MATERIAL
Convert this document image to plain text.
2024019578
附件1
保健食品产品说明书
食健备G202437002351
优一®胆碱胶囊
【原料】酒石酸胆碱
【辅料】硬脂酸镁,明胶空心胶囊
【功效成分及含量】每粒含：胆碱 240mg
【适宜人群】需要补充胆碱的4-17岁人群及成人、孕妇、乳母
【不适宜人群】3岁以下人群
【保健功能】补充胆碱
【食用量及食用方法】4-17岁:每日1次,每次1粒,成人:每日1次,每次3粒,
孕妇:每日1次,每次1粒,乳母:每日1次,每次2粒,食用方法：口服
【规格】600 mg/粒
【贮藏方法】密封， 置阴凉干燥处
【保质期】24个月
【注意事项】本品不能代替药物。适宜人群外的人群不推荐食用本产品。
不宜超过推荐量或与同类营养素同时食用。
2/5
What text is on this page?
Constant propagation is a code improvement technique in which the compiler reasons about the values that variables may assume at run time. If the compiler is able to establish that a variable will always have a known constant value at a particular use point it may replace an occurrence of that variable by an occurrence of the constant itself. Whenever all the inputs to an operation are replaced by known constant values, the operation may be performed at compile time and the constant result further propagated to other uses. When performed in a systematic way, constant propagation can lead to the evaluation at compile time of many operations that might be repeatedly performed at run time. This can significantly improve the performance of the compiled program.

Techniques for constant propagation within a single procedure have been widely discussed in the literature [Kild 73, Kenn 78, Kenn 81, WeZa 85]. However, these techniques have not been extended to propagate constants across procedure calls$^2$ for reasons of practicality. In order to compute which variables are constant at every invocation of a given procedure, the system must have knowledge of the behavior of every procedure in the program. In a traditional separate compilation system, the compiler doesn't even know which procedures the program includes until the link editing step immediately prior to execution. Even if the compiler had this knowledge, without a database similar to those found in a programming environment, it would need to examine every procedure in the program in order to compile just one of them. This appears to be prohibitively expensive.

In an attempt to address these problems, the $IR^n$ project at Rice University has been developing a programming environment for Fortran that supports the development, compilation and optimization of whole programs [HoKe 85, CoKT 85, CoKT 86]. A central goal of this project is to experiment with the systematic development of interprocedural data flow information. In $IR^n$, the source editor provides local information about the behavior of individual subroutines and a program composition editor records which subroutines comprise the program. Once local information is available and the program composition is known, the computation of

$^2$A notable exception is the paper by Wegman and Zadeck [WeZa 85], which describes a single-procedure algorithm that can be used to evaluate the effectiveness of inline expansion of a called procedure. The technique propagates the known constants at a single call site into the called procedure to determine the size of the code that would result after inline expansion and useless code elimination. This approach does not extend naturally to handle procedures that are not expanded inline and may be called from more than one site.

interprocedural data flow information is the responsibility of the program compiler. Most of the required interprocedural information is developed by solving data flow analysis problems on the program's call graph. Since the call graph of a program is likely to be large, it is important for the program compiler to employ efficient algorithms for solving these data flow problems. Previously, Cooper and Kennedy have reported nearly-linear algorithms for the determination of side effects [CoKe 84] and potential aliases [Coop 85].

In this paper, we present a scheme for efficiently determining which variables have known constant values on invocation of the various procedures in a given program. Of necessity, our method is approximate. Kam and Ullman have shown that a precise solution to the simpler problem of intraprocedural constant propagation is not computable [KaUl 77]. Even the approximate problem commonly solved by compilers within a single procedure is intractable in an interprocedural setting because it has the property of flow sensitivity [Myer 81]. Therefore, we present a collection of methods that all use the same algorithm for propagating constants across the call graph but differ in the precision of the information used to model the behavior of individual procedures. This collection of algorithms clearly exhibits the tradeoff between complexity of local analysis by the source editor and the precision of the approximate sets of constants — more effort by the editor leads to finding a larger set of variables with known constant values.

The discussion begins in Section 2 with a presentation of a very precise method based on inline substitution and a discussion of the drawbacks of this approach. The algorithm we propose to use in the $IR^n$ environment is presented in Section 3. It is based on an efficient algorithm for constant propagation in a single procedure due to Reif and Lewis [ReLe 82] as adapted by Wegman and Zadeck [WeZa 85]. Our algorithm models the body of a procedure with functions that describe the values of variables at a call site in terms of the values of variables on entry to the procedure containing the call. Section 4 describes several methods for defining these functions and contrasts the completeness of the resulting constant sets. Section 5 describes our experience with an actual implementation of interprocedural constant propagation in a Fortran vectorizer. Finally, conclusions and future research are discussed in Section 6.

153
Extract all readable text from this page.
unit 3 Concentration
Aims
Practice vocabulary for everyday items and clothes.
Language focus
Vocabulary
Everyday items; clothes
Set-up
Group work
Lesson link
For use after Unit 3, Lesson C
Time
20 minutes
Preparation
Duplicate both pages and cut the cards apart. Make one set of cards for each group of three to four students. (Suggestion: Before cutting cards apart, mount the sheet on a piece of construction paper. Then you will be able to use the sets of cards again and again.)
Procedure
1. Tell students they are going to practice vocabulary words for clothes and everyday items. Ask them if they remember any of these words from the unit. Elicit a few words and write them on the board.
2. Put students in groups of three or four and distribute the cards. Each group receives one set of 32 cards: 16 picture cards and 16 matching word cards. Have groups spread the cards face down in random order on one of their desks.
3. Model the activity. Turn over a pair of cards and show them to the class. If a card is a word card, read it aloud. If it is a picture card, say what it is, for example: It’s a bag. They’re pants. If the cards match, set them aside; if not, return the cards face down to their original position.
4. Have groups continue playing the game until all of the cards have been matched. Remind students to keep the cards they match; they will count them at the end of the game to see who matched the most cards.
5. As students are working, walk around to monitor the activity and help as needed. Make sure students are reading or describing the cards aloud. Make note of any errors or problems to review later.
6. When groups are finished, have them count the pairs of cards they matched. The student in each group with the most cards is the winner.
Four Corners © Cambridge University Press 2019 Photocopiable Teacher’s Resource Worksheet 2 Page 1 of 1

GIVEN REQUEST
Among the entries above, how many lines hold the word "three"? Reply with only that number.

EXPECTED OUTPUT
2